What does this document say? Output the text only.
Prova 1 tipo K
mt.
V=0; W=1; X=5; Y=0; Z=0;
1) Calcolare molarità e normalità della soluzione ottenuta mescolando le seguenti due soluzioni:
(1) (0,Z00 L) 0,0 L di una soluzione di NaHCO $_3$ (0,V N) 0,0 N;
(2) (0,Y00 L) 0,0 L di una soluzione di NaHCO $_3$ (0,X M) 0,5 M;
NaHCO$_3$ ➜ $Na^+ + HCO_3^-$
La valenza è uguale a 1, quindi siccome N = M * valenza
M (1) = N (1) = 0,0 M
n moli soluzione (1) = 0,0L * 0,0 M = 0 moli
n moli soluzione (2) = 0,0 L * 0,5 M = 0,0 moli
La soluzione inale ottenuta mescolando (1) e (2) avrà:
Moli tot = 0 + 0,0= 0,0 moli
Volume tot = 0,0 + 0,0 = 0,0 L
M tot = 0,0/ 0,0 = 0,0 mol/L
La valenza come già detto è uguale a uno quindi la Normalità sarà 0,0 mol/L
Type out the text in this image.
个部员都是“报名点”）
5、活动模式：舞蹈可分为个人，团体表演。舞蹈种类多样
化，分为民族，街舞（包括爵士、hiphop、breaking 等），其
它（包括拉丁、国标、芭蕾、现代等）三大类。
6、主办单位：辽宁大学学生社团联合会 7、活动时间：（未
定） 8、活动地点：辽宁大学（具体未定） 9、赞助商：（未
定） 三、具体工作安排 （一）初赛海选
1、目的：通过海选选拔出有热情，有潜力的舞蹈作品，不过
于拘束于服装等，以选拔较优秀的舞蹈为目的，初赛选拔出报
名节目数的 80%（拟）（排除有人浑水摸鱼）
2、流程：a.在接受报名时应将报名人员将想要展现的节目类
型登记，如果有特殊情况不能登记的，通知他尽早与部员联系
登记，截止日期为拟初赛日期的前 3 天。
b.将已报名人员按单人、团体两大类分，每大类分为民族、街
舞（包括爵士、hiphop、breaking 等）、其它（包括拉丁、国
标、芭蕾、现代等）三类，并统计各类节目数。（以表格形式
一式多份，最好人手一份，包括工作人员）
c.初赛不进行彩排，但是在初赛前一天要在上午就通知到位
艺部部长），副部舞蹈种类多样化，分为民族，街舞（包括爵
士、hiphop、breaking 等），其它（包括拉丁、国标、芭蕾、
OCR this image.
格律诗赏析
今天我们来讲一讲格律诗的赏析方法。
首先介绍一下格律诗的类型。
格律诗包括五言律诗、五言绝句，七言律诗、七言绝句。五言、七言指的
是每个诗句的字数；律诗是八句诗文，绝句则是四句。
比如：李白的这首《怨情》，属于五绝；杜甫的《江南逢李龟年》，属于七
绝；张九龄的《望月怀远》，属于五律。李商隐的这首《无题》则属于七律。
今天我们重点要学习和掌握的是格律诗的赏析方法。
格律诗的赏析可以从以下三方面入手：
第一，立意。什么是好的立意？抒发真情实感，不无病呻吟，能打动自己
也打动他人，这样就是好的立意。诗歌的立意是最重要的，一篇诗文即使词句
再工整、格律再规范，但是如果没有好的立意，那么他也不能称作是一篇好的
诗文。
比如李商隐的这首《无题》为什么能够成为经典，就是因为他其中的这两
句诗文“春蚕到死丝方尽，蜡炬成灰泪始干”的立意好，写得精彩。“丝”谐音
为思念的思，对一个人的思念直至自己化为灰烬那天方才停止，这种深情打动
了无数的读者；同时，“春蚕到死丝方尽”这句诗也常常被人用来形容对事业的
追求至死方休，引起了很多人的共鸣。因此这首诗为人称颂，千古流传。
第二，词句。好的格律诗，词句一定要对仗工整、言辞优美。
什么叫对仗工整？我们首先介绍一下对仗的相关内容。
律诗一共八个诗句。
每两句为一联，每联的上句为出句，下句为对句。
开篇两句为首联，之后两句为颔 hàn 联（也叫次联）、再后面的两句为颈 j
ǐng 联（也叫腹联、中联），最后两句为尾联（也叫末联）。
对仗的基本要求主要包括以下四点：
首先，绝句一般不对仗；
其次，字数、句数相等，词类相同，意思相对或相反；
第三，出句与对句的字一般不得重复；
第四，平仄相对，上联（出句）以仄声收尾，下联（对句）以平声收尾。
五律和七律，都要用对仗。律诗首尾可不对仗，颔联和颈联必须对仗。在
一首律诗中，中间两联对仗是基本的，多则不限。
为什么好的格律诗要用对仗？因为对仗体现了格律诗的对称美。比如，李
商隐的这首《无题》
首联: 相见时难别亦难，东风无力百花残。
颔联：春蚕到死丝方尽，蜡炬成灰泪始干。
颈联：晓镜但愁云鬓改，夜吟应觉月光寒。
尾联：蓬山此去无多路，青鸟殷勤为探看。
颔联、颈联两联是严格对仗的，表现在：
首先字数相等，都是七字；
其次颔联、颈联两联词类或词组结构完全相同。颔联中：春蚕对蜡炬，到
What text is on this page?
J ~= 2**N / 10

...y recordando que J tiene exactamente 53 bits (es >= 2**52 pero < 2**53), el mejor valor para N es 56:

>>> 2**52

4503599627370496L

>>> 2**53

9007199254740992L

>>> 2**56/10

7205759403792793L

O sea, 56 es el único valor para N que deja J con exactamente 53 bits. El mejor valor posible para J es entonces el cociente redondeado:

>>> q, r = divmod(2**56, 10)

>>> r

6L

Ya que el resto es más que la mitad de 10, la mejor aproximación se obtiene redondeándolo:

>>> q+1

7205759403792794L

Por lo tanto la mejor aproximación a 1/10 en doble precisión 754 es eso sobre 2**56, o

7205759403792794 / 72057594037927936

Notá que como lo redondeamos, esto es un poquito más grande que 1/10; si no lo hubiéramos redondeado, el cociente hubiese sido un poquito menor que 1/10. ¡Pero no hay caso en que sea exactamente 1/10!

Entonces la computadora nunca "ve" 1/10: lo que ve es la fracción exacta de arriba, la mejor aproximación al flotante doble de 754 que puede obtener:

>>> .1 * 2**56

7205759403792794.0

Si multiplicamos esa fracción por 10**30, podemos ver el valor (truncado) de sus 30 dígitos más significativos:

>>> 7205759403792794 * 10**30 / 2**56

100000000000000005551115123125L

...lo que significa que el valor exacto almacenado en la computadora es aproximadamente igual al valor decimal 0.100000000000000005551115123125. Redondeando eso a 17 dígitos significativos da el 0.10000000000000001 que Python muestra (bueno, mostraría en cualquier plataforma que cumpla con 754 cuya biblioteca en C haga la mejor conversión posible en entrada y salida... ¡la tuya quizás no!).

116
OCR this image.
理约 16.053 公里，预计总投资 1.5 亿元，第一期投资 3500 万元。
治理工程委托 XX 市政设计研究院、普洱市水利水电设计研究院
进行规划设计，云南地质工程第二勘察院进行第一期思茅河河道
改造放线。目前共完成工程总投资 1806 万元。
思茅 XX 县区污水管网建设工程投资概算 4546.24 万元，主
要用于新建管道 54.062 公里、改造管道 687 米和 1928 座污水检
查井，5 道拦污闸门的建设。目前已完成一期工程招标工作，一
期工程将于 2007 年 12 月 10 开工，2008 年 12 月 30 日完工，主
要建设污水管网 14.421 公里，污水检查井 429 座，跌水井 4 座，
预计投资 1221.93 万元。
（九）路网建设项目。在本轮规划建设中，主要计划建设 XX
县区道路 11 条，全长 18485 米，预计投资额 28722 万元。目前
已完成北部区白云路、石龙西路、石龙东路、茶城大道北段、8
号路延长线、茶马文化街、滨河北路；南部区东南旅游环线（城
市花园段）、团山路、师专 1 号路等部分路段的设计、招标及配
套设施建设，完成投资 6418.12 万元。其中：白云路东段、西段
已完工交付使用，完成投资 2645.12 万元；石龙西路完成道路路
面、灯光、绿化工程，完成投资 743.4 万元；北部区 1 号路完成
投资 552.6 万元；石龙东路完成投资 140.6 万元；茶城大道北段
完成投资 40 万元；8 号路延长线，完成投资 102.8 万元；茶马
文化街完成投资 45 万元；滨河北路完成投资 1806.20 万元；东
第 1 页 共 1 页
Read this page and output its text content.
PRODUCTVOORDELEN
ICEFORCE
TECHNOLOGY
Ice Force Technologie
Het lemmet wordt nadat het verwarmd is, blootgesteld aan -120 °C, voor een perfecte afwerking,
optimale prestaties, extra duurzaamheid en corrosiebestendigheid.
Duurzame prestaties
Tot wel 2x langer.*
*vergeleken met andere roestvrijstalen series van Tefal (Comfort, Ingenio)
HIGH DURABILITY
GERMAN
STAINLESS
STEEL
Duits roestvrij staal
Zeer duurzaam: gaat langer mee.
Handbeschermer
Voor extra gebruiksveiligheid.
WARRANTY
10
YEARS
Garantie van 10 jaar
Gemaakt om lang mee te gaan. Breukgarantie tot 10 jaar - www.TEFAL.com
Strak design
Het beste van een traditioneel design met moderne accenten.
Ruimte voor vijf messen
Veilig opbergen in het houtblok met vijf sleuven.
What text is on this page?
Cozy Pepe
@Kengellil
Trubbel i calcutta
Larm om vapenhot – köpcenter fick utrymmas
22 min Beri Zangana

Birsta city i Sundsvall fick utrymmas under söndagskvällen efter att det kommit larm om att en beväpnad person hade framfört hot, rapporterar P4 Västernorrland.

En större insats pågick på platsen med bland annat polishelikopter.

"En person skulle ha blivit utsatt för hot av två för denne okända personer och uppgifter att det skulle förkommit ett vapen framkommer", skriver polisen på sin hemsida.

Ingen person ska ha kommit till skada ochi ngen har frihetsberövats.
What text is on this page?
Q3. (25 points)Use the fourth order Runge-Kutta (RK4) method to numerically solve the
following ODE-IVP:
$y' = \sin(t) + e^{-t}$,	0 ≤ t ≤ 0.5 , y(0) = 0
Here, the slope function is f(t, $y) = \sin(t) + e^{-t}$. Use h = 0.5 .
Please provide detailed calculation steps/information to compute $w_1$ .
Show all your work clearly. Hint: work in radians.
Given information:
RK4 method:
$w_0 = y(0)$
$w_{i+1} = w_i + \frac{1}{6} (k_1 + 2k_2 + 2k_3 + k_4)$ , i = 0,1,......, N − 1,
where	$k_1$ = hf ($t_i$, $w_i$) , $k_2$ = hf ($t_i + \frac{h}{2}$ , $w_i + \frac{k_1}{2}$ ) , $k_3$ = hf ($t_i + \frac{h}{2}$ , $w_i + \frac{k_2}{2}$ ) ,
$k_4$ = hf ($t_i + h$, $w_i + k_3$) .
* * *
Find every line in the records that contains the word "para"; copy those lines.

### FINAL RESULT
...y recordando que J tiene exactamente 53 bits (es >= 2**52 pero < 2**53), el mejor valor para N es 56:
O sea, 56 es el único valor para N que deja J con exactamente 53 bits. El mejor valor posible para J es entonces el cociente redondeado:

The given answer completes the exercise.